Retype all the entries word for word, but omit the pictures.

[START OF Entries provided]

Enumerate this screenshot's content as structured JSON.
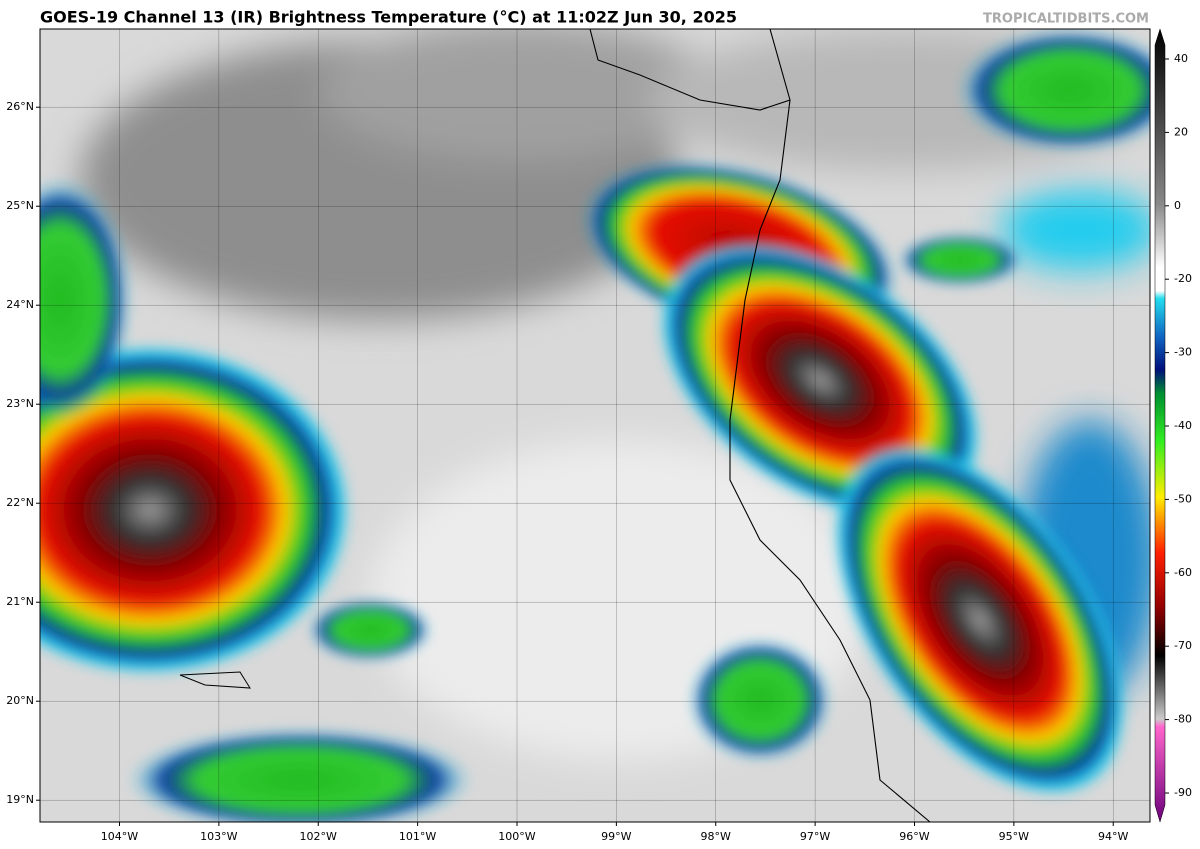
{
  "header": {
    "title": "GOES-19 Channel 13 (IR) Brightness Temperature (°C) at 11:02Z Jun 30, 2025",
    "credit": "TROPICALTIDBITS.COM"
  },
  "map": {
    "lon_range": [
      -104.8,
      -93.63
    ],
    "lat_range": [
      18.78,
      26.79
    ],
    "lon_ticks": [
      {
        "value": -104,
        "label": "104°W"
      },
      {
        "value": -103,
        "label": "103°W"
      },
      {
        "value": -102,
        "label": "102°W"
      },
      {
        "value": -101,
        "label": "101°W"
      },
      {
        "value": -100,
        "label": "100°W"
      },
      {
        "value": -99,
        "label": "99°W"
      },
      {
        "value": -98,
        "label": "98°W"
      },
      {
        "value": -97,
        "label": "97°W"
      },
      {
        "value": -96,
        "label": "96°W"
      },
      {
        "value": -95,
        "label": "95°W"
      },
      {
        "value": -94,
        "label": "94°W"
      }
    ],
    "lat_ticks": [
      {
        "value": 26,
        "label": "26°N"
      },
      {
        "value": 25,
        "label": "25°N"
      },
      {
        "value": 24,
        "label": "24°N"
      },
      {
        "value": 23,
        "label": "23°N"
      },
      {
        "value": 22,
        "label": "22°N"
      },
      {
        "value": 21,
        "label": "21°N"
      },
      {
        "value": 20,
        "label": "20°N"
      },
      {
        "value": 19,
        "label": "19°N"
      }
    ]
  },
  "colorbar": {
    "ticks": [
      40,
      20,
      0,
      -20,
      -30,
      -40,
      -50,
      -60,
      -70,
      -80,
      -90
    ]
  }
}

[END OF Entries provided]

• Output for this exercise
Enumerate this screenshot's content as structured JSON.
{
  "header": {
    "title": "GOES-19 Channel 13 (IR) Brightness Temperature (°C) at 11:02Z Jun 30, 2025",
    "credit": "TROPICALTIDBITS.COM"
  },
  "map": {
    "lon_range": [
      -104.8,
      -93.63
    ],
    "lat_range": [
      18.78,
      26.79
    ],
    "lon_ticks": [
      {
        "value": -104,
        "label": "104°W"
      },
      {
        "value": -103,
        "label": "103°W"
      },
      {
        "value": -102,
        "label": "102°W"
      },
      {
        "value": -101,
        "label": "101°W"
      },
      {
        "value": -100,
        "label": "100°W"
      },
      {
        "value": -99,
        "label": "99°W"
      },
      {
        "value": -98,
        "label": "98°W"
      },
      {
        "value": -97,
        "label": "97°W"
      },
      {
        "value": -96,
        "label": "96°W"
      },
      {
        "value": -95,
        "label": "95°W"
      },
      {
        "value": -94,
        "label": "94°W"
      }
    ],
    "lat_ticks": [
      {
        "value": 26,
        "label": "26°N"
      },
      {
        "value": 25,
        "label": "25°N"
      },
      {
        "value": 24,
        "label": "24°N"
      },
      {
        "value": 23,
        "label": "23°N"
      },
      {
        "value": 22,
        "label": "22°N"
      },
      {
        "value": 21,
        "label": "21°N"
      },
      {
        "value": 20,
        "label": "20°N"
      },
      {
        "value": 19,
        "label": "19°N"
      }
    ]
  },
  "colorbar": {
    "ticks": [
      40,
      20,
      0,
      -20,
      -30,
      -40,
      -50,
      -60,
      -70,
      -80,
      -90
    ]
  }
}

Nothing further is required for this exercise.